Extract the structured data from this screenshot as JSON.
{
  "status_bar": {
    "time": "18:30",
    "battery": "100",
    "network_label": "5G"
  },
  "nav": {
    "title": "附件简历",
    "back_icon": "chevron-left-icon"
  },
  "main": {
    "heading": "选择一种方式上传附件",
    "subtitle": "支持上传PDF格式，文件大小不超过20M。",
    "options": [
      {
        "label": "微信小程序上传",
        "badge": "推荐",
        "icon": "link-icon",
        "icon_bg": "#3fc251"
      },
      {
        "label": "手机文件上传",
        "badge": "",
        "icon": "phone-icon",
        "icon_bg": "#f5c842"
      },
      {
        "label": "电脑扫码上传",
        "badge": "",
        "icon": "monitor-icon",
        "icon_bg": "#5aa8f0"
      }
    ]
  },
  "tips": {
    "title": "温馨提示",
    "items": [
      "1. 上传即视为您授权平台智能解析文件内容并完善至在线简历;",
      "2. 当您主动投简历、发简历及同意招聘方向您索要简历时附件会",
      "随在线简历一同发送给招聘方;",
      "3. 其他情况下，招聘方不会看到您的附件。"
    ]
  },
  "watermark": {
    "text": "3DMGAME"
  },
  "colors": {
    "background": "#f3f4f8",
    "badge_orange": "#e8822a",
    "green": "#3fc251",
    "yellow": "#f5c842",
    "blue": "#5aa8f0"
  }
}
==============================
_PROBLEM DETAILS_. Working from the material above, retype it in its entirety without change.

_THE RESPONSE_.
Extract the structured data from this screenshot as JSON.
{
  "status_bar": {
    "time": "18:30",
    "battery": "100",
    "network_label": "5G"
  },
  "nav": {
    "title": "附件简历",
    "back_icon": "chevron-left-icon"
  },
  "main": {
    "heading": "选择一种方式上传附件",
    "subtitle": "支持上传PDF格式，文件大小不超过20M。",
    "options": [
      {
        "label": "微信小程序上传",
        "badge": "推荐",
        "icon": "link-icon",
        "icon_bg": "#3fc251"
      },
      {
        "label": "手机文件上传",
        "badge": "",
        "icon": "phone-icon",
        "icon_bg": "#f5c842"
      },
      {
        "label": "电脑扫码上传",
        "badge": "",
        "icon": "monitor-icon",
        "icon_bg": "#5aa8f0"
      }
    ]
  },
  "tips": {
    "title": "温馨提示",
    "items": [
      "1. 上传即视为您授权平台智能解析文件内容并完善至在线简历;",
      "2. 当您主动投简历、发简历及同意招聘方向您索要简历时附件会",
      "随在线简历一同发送给招聘方;",
      "3. 其他情况下，招聘方不会看到您的附件。"
    ]
  },
  "watermark": {
    "text": "3DMGAME"
  },
  "colors": {
    "background": "#f3f4f8",
    "badge_orange": "#e8822a",
    "green": "#3fc251",
    "yellow": "#f5c842",
    "blue": "#5aa8f0"
  }
}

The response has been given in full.